Listed records =>
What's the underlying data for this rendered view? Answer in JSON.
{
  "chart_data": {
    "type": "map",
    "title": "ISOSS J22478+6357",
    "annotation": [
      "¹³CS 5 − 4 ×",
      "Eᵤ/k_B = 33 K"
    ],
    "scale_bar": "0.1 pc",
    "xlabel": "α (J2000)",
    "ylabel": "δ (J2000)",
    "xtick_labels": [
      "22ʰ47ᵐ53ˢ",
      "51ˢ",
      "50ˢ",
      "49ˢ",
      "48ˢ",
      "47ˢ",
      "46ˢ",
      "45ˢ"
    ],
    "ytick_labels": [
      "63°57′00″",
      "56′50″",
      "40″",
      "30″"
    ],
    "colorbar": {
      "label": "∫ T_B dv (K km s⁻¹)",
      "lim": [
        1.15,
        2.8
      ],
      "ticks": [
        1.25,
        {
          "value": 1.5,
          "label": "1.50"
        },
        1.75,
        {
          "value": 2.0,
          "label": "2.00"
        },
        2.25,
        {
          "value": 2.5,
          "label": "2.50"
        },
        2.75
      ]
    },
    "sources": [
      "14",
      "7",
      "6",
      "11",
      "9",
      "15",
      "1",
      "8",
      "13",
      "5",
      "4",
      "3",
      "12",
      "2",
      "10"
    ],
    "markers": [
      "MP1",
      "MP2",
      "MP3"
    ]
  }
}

What to do =>
Write the material out exactly, with nothing left out.

Solution below =>
What's the underlying data for this rendered view? Answer in JSON.
{
  "chart_data": {
    "type": "map",
    "title": "ISOSS J22478+6357",
    "annotation": [
      "¹³CS 5 − 4 ×",
      "Eᵤ/k_B = 33 K"
    ],
    "scale_bar": "0.1 pc",
    "xlabel": "α (J2000)",
    "ylabel": "δ (J2000)",
    "xtick_labels": [
      "22ʰ47ᵐ53ˢ",
      "51ˢ",
      "50ˢ",
      "49ˢ",
      "48ˢ",
      "47ˢ",
      "46ˢ",
      "45ˢ"
    ],
    "ytick_labels": [
      "63°57′00″",
      "56′50″",
      "40″",
      "30″"
    ],
    "colorbar": {
      "label": "∫ T_B dv (K km s⁻¹)",
      "lim": [
        1.15,
        2.8
      ],
      "ticks": [
        1.25,
        {
          "value": 1.5,
          "label": "1.50"
        },
        1.75,
        {
          "value": 2.0,
          "label": "2.00"
        },
        2.25,
        {
          "value": 2.5,
          "label": "2.50"
        },
        2.75
      ]
    },
    "sources": [
      "14",
      "7",
      "6",
      "11",
      "9",
      "15",
      "1",
      "8",
      "13",
      "5",
      "4",
      "3",
      "12",
      "2",
      "10"
    ],
    "markers": [
      "MP1",
      "MP2",
      "MP3"
    ]
  }
}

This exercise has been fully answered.